WRITTEN INSTRUCTION – Take every line that has the string "screenshot" and copy it out.

### DATA SHOWN ###

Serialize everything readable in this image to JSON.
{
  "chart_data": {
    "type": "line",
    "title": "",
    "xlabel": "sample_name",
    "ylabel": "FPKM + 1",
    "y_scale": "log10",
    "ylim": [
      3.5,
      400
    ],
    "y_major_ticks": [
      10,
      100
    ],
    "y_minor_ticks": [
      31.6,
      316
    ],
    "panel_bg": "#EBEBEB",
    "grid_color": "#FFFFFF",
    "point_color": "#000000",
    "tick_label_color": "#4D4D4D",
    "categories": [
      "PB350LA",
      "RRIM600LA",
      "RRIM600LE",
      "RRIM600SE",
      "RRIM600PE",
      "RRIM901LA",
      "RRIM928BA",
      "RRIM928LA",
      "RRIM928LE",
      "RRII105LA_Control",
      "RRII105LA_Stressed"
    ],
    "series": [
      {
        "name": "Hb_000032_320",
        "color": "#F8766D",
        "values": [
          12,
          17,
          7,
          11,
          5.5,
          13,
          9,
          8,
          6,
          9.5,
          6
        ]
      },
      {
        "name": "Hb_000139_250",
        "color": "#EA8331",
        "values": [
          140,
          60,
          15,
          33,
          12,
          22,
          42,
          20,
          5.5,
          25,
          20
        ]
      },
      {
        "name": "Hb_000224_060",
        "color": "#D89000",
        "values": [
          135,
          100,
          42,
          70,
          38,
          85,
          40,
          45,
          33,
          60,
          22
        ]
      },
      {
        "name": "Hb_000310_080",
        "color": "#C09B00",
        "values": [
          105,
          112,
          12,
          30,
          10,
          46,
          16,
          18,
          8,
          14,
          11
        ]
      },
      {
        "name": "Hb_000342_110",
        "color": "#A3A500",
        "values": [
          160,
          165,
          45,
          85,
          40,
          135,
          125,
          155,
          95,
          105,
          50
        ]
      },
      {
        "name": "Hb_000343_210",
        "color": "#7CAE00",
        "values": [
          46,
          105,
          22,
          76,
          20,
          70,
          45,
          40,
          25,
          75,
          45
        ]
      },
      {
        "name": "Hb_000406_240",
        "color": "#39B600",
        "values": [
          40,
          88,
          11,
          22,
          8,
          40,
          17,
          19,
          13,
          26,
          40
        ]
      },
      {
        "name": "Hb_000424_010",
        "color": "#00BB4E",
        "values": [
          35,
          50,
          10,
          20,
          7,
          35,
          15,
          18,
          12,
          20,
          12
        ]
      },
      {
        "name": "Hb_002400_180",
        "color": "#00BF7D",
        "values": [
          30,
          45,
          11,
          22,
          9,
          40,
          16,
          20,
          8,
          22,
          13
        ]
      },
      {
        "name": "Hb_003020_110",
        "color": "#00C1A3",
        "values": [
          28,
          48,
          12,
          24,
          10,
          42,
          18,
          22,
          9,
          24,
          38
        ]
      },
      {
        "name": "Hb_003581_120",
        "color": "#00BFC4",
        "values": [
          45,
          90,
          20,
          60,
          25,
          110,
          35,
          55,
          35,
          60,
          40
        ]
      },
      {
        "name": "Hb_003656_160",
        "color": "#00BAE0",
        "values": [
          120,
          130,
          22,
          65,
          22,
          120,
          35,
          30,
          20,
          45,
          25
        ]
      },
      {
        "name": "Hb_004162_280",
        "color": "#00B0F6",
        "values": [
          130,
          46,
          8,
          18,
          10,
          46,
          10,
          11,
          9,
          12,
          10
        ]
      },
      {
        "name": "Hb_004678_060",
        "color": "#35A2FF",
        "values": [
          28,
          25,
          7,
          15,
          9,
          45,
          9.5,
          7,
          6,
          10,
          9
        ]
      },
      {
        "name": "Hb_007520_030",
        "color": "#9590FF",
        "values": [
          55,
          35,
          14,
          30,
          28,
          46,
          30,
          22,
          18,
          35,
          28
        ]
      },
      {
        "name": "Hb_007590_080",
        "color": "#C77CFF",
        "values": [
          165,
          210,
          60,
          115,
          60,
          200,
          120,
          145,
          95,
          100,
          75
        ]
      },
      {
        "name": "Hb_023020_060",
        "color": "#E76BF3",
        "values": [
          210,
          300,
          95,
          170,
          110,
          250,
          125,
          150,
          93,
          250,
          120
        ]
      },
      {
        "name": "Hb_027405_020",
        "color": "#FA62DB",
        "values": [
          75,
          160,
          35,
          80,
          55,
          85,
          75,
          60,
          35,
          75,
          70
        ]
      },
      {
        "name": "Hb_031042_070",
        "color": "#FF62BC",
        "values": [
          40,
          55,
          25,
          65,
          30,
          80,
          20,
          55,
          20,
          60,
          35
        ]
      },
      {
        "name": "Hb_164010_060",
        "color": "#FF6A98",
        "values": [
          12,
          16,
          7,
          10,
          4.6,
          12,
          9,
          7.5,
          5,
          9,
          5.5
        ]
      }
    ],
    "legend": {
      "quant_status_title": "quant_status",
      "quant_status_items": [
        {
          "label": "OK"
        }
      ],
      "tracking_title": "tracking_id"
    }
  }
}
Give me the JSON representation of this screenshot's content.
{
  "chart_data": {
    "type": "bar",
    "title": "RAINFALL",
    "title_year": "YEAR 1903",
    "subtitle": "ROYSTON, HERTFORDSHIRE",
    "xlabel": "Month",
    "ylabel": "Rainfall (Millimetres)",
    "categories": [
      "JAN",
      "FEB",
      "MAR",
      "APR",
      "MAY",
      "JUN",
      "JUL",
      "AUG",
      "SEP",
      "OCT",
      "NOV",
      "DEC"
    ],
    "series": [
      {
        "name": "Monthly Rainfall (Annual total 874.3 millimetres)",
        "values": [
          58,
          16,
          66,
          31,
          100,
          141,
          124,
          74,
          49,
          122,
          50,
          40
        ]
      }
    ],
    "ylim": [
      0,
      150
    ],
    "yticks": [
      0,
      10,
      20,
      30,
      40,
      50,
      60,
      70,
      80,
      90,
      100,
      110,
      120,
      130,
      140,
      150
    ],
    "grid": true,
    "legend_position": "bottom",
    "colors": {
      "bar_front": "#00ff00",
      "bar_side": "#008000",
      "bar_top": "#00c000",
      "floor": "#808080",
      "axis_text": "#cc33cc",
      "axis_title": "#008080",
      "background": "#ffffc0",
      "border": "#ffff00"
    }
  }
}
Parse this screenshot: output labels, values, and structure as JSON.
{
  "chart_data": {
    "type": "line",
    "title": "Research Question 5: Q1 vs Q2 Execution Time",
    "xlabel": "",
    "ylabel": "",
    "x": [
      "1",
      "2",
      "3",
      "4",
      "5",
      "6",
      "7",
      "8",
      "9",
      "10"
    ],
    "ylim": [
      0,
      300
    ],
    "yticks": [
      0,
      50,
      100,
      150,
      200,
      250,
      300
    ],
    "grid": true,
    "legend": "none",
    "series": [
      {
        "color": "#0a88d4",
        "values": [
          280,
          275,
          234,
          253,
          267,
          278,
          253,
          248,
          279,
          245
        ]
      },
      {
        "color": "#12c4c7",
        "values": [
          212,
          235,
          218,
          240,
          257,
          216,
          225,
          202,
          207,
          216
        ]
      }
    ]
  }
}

###

THE RESPONSE –
Give me the JSON representation of this screenshot's content.
Parse this screenshot: output labels, values, and structure as JSON.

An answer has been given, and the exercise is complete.